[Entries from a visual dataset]
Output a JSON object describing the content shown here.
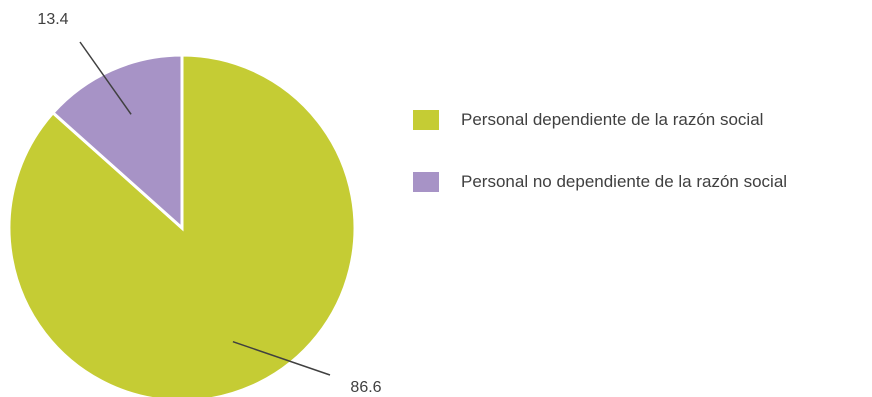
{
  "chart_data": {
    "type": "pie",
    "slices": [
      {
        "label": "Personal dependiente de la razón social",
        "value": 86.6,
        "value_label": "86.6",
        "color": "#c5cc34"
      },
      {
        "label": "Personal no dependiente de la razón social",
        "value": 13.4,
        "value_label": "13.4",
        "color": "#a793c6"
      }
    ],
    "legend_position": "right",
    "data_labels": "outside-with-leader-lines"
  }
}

• Direction
Images do not belong in the copy; reproduce all other parts of the records above verbatim.

• Written solution
Output a JSON object describing the content shown here.
{
  "chart_data": {
    "type": "pie",
    "slices": [
      {
        "label": "Personal dependiente de la razón social",
        "value": 86.6,
        "value_label": "86.6",
        "color": "#c5cc34"
      },
      {
        "label": "Personal no dependiente de la razón social",
        "value": 13.4,
        "value_label": "13.4",
        "color": "#a793c6"
      }
    ],
    "legend_position": "right",
    "data_labels": "outside-with-leader-lines"
  }
}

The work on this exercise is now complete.